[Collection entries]
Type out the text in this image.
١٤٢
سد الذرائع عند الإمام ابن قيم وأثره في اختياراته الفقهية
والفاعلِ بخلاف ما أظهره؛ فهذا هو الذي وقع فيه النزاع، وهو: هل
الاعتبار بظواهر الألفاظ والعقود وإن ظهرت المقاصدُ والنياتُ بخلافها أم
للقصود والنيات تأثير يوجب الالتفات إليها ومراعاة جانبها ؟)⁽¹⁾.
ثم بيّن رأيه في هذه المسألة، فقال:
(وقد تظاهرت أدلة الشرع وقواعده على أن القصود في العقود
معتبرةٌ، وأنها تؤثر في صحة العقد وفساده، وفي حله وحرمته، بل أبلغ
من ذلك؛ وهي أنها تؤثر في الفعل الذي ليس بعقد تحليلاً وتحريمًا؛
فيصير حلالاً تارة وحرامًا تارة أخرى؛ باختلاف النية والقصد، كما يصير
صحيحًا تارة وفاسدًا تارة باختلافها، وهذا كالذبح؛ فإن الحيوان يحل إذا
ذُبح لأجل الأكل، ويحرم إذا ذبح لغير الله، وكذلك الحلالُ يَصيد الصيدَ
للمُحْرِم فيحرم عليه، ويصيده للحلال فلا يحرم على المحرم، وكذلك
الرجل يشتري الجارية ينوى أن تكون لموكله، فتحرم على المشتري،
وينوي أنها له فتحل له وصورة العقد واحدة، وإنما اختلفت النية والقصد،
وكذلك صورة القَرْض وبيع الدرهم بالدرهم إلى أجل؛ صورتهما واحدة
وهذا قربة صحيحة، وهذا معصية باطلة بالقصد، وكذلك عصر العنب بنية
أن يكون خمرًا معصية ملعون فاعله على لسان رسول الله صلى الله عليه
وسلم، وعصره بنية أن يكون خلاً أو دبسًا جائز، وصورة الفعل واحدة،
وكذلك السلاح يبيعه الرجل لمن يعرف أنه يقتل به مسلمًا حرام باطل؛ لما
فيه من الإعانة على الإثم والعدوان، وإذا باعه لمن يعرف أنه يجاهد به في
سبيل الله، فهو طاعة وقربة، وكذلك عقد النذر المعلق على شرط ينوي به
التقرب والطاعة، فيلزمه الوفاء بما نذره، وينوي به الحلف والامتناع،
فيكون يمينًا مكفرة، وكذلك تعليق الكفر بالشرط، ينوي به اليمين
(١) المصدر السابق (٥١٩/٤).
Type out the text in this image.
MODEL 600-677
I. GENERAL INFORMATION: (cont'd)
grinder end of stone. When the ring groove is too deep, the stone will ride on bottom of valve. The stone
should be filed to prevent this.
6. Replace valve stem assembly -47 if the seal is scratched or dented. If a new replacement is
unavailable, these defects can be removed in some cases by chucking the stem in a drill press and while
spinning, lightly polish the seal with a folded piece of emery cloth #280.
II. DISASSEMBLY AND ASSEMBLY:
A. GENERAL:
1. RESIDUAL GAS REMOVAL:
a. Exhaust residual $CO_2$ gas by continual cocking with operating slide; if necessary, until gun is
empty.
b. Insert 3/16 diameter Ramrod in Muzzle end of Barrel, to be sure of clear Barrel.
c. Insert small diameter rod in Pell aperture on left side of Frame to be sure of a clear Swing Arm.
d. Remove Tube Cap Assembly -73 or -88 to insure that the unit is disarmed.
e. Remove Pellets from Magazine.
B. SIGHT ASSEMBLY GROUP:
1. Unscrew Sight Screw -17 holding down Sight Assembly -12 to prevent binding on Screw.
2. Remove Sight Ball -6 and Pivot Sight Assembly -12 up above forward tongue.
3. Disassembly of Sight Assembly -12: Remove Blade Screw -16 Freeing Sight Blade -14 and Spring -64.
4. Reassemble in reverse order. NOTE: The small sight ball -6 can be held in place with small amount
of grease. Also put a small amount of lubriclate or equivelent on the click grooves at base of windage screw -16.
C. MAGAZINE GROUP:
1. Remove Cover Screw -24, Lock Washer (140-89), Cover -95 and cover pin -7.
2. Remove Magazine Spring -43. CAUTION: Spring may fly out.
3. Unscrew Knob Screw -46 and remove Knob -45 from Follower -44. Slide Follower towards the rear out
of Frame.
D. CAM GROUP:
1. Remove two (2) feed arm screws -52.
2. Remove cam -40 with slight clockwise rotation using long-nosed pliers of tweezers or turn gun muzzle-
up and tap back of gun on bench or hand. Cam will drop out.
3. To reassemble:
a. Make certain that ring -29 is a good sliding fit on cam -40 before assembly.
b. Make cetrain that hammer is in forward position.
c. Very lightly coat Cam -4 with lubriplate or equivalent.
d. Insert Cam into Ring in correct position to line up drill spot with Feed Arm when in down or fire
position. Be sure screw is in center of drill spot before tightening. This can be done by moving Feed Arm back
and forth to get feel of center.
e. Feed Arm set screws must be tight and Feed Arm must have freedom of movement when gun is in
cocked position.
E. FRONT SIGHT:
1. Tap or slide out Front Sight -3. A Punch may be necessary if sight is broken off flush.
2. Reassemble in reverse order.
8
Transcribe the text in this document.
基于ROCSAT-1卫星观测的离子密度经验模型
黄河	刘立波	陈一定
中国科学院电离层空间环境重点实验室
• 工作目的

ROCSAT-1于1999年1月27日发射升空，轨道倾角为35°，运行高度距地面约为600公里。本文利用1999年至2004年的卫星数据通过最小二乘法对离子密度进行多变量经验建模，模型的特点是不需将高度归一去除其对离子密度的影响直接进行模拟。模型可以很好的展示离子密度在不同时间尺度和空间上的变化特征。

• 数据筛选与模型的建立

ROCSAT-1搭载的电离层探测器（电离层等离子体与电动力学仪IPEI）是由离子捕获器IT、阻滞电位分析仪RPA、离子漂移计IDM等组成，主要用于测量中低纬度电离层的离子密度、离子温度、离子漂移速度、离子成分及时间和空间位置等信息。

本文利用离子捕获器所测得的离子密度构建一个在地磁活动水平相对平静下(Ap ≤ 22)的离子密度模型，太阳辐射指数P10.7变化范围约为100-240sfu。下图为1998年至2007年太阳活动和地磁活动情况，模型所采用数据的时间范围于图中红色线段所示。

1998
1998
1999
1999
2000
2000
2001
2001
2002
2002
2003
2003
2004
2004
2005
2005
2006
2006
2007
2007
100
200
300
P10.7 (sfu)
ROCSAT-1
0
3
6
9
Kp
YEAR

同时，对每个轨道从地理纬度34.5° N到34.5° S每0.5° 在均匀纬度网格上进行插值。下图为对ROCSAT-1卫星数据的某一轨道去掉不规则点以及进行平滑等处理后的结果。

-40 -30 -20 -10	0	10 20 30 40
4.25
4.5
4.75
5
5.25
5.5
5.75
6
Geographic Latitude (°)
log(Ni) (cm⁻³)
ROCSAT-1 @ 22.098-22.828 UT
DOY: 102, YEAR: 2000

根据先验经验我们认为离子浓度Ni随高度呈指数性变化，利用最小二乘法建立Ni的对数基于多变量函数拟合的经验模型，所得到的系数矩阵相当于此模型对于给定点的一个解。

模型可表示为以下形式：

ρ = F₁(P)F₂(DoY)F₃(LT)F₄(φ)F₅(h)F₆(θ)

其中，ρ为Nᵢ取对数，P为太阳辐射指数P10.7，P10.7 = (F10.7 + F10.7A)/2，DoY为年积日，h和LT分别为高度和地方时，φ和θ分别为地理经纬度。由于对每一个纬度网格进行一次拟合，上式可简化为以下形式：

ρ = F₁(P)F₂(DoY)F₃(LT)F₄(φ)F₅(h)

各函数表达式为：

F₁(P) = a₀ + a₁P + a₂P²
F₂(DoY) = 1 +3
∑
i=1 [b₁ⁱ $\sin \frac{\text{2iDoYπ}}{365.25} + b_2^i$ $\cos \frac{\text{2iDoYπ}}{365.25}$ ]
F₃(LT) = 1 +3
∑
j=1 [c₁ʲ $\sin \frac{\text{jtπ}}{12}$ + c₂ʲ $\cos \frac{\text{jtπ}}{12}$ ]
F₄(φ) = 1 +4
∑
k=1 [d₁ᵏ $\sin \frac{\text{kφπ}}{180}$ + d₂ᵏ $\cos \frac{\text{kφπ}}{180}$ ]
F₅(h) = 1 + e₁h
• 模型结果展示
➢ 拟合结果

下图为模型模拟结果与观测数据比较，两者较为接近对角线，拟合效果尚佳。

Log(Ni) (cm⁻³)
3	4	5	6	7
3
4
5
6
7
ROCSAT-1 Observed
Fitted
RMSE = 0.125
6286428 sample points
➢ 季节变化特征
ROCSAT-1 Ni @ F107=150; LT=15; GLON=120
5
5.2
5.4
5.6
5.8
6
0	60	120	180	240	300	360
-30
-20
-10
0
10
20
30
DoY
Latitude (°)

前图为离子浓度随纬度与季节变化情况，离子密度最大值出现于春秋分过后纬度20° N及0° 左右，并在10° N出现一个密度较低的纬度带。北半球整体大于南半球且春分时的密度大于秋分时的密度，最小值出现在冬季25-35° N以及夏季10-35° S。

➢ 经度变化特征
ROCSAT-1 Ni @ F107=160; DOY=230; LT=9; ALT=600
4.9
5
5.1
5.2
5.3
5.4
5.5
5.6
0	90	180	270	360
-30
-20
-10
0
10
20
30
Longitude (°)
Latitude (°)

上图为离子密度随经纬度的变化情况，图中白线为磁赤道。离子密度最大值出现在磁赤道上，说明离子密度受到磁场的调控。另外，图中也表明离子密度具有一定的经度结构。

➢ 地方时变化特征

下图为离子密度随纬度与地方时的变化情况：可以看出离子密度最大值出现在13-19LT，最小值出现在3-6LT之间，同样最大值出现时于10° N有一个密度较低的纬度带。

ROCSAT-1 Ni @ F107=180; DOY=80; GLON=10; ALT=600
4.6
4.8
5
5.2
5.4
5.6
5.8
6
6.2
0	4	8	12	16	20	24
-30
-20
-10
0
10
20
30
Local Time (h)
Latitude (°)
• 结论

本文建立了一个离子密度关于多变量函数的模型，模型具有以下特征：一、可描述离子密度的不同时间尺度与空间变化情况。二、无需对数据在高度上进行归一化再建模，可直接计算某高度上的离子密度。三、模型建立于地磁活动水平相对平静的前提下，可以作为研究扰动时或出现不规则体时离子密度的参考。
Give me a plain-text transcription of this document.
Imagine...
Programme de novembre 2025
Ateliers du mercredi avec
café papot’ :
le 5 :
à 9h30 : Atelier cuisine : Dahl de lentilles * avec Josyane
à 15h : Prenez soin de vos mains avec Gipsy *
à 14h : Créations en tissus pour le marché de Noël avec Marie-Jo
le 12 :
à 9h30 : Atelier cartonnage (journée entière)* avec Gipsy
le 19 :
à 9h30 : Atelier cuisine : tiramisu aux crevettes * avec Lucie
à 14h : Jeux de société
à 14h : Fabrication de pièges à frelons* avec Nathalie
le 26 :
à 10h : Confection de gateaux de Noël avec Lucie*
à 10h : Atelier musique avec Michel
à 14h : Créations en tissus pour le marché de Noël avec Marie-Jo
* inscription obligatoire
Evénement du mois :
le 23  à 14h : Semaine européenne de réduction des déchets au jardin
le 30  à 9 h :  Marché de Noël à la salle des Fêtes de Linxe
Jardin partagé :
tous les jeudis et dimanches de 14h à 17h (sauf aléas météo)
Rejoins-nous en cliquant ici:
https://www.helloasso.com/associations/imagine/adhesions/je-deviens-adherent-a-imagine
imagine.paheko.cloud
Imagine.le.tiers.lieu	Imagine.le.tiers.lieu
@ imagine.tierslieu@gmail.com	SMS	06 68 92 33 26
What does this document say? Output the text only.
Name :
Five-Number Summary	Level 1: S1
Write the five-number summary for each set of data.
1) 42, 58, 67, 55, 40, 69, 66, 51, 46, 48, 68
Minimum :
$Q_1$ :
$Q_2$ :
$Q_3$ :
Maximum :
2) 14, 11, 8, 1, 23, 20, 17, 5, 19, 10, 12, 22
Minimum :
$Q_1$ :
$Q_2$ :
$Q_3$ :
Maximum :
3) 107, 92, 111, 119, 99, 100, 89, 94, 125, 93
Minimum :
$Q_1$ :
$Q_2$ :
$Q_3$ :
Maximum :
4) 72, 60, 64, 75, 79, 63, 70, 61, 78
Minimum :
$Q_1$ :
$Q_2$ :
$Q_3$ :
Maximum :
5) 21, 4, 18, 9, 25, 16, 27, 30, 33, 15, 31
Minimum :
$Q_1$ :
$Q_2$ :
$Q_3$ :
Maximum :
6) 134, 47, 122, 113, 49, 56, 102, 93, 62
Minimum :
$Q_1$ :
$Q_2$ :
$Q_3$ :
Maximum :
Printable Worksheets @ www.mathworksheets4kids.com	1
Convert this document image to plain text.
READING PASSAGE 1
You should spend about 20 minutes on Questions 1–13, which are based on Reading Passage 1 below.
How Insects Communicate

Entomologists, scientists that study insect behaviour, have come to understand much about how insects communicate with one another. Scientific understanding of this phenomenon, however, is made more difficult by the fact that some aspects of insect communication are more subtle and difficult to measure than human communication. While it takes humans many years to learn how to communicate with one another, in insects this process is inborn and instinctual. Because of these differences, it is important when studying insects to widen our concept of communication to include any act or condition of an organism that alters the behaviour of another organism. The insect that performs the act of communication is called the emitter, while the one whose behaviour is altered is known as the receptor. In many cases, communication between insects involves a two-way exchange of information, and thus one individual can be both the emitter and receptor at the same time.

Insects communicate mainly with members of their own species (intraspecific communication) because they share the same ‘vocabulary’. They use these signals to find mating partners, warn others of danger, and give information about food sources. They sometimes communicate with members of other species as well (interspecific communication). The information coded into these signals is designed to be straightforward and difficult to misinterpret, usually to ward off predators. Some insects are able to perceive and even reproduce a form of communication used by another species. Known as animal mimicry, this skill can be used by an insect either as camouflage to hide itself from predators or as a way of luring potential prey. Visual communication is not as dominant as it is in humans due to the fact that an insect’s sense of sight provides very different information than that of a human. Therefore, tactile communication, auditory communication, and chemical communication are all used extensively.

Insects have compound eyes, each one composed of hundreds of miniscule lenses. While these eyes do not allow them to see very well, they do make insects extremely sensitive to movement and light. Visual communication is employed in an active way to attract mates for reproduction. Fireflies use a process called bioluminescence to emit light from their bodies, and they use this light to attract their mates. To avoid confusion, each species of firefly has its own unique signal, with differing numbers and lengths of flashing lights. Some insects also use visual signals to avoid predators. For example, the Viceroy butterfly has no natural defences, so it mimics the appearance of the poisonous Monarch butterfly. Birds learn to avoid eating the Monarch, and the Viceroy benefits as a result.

To do: Look through the entries above; copy every line holding the string "الله".

Written answer:
ذُبح لأجل الأكل، ويحرم إذا ذبح لغير الله، وكذلك الحلالُ يَصيد الصيدَ
أن يكون خمرًا معصية ملعون فاعله على لسان رسول الله صلى الله عليه
سبيل الله، فهو طاعة وقربة، وكذلك عقد النذر المعلق على شرط ينوي به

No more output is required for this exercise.